-- begin Task data --

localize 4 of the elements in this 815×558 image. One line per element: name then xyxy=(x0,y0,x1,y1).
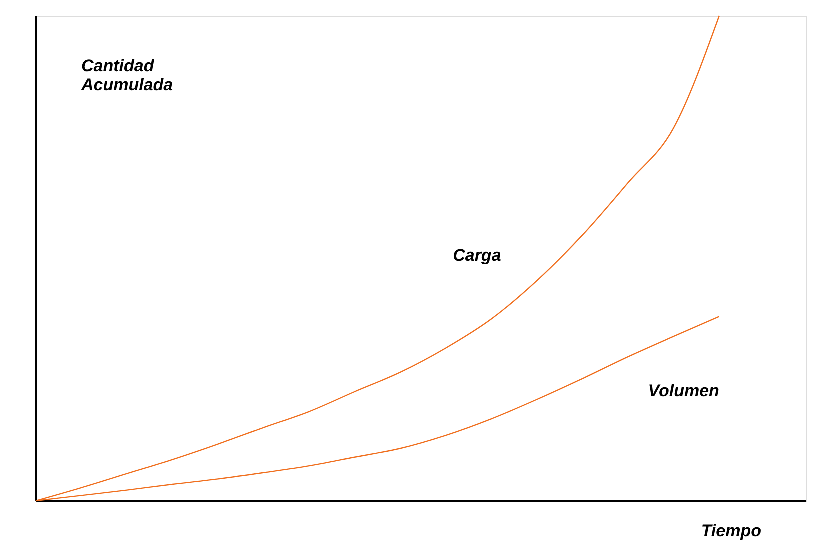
text: Carga xyxy=(453,246,502,265)
series-label: Volumen xyxy=(648,382,720,401)
y-axis-title: Cantidad Acumulada xyxy=(80,56,174,94)
x-axis-title: Tiempo xyxy=(701,522,762,540)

-- end Task data --

• Directions
Rewrite the lines above with "image" replaced by "chart" and nothing else changed. Omit the picture from your version.

• Solution to this task
localize 4 of the elements in this 815×558 chart. One line per element: name then xyxy=(x0,y0,x1,y1).
text: Carga xyxy=(453,246,502,265)
series-label: Volumen xyxy=(648,382,720,401)
y-axis-title: Cantidad Acumulada xyxy=(80,56,174,94)
x-axis-title: Tiempo xyxy=(701,522,762,540)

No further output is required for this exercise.